Lines of data:
+-------+

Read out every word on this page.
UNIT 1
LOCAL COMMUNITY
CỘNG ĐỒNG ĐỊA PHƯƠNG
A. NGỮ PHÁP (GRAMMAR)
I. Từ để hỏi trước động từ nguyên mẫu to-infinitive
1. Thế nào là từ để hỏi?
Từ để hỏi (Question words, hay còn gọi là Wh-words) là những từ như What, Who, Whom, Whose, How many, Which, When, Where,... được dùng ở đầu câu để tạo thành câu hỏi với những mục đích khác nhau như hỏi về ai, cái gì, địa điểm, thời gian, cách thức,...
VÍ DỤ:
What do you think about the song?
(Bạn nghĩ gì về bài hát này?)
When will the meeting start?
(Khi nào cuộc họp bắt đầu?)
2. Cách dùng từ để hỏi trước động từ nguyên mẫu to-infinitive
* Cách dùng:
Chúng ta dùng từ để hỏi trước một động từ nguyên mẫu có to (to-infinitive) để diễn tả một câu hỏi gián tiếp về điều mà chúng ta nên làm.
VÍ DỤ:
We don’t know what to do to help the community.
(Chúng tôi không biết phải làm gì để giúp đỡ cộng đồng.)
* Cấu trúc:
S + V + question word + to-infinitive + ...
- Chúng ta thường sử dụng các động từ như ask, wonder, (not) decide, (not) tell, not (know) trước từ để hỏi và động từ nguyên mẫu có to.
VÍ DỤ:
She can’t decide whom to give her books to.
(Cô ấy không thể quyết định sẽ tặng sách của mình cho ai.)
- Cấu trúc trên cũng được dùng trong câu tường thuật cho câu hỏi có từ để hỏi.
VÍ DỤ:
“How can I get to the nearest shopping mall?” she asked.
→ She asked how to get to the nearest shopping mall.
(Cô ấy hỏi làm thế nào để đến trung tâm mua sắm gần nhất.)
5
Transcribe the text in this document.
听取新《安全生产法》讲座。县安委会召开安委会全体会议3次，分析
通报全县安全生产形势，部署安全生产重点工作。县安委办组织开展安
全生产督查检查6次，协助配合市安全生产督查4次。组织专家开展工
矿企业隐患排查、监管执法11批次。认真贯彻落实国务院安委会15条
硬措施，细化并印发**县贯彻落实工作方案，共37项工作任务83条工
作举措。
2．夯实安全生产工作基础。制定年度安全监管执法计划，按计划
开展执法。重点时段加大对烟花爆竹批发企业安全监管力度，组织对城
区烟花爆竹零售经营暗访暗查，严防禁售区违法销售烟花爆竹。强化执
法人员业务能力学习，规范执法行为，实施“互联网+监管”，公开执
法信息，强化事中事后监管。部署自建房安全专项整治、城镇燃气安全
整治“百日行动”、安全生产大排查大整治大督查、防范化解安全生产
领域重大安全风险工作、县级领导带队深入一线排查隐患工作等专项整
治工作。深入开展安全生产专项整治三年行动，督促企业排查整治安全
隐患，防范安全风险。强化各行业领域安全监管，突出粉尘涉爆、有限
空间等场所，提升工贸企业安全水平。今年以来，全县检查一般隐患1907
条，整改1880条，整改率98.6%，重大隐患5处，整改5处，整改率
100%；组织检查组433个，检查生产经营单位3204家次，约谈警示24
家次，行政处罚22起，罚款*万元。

+-------+

What is the number of lines that hold the string "decide"? Give it alone.

> _REPLY TO THE EXERCISE_: 2